─── INPUT RECORDS
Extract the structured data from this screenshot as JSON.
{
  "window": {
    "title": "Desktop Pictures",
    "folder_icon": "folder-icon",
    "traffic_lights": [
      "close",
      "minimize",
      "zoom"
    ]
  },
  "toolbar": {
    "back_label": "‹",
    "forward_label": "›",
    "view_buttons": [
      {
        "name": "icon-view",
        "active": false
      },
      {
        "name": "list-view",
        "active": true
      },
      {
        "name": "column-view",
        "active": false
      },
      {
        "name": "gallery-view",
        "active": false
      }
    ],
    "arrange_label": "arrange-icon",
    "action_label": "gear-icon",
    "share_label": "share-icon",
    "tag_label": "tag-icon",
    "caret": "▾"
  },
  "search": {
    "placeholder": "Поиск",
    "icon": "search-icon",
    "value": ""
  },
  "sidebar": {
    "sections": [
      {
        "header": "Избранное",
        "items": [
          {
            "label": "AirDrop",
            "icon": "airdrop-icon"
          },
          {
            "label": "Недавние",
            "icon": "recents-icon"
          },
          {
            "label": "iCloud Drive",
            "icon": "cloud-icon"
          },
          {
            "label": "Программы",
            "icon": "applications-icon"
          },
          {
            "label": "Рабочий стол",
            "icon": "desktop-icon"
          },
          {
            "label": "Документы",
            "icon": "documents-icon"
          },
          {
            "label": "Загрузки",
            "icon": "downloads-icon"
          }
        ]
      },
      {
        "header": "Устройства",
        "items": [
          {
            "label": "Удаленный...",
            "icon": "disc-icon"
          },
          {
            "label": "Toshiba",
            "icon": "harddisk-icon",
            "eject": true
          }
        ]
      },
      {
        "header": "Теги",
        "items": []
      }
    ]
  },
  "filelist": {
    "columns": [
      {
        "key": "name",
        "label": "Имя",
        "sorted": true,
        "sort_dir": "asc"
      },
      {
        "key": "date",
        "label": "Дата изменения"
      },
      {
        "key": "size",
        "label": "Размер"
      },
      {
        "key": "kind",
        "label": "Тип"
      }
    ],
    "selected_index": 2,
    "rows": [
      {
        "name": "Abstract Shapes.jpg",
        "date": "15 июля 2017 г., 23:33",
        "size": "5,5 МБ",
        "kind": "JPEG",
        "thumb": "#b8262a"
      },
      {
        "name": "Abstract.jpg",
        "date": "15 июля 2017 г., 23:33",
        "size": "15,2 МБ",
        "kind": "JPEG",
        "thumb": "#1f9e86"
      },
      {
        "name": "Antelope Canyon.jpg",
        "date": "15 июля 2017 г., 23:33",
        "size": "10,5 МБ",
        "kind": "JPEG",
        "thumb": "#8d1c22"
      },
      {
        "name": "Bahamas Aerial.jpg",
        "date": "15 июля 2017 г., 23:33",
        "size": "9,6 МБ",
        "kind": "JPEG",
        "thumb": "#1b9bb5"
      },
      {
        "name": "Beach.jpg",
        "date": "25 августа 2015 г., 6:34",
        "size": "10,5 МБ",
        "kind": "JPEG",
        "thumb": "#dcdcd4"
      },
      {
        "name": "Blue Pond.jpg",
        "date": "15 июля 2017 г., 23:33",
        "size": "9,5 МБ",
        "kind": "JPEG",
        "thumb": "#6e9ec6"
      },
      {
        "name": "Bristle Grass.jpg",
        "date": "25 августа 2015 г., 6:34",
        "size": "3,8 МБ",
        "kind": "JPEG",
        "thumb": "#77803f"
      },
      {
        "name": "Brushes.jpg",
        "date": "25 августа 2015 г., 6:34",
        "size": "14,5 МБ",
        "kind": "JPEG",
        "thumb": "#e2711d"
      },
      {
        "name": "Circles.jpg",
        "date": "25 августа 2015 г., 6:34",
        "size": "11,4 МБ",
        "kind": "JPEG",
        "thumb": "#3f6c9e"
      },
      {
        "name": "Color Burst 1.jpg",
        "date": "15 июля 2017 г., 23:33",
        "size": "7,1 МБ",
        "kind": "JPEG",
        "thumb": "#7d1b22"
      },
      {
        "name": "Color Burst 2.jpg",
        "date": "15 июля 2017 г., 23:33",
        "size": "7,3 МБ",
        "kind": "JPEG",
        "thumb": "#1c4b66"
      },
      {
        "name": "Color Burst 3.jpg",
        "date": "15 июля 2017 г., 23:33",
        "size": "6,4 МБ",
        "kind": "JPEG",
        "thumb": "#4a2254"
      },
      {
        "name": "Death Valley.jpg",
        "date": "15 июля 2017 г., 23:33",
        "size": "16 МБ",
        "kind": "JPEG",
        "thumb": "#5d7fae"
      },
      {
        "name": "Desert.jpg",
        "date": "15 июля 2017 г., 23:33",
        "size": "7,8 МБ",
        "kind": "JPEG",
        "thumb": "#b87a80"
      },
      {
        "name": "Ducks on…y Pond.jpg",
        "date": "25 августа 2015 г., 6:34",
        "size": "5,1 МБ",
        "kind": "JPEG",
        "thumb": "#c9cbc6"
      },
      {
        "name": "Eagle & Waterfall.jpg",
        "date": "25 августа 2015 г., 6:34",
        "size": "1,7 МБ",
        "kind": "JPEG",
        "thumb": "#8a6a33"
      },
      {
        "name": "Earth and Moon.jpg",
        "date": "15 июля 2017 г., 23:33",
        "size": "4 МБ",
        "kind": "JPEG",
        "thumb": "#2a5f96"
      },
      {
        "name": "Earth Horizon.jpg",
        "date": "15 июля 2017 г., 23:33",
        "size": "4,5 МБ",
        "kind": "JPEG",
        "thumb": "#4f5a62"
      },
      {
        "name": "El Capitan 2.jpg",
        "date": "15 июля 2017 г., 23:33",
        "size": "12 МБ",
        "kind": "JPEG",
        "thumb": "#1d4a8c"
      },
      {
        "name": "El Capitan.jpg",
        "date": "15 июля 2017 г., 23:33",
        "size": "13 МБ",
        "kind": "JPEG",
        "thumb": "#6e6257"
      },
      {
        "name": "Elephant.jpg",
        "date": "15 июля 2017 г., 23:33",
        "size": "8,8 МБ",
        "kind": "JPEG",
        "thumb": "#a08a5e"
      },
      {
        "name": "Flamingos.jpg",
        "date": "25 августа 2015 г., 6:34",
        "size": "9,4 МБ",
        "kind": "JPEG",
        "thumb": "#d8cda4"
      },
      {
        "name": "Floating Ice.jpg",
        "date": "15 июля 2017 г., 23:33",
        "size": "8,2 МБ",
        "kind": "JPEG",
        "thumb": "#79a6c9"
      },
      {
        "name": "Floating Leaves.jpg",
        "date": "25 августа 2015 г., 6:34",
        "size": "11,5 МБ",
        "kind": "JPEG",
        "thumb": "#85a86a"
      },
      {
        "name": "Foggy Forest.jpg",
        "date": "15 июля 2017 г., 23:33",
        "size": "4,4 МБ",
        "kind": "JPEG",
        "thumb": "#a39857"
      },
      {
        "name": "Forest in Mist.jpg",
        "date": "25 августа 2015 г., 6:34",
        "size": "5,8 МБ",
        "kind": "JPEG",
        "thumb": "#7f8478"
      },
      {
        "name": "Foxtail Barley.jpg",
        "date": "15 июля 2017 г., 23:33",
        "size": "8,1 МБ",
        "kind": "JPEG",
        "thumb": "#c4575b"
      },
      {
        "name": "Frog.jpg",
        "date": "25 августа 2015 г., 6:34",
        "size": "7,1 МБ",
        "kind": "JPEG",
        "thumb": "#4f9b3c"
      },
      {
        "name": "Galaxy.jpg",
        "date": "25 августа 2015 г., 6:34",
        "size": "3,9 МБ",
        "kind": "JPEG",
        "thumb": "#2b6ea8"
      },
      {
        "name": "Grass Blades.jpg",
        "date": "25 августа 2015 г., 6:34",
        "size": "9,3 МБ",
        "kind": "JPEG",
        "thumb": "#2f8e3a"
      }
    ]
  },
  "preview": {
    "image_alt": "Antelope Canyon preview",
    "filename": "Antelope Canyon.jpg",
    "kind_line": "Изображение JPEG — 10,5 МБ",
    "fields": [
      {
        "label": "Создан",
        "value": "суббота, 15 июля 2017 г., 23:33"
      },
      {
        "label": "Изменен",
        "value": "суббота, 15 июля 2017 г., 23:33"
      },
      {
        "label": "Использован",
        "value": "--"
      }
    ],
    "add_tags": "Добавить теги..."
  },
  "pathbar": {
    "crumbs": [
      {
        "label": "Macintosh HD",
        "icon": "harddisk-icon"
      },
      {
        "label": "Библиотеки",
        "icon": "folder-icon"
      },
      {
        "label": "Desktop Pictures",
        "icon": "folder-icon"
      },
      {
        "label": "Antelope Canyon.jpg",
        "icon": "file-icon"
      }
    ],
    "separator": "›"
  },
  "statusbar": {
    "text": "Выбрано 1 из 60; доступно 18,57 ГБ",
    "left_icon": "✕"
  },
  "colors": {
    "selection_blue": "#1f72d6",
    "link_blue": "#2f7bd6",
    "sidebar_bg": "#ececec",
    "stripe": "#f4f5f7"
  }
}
──────
AIM –
Each line that contains the string "Forest" counts once; say how many there are and nothing else.

ANSWER FOR THE TASK –
2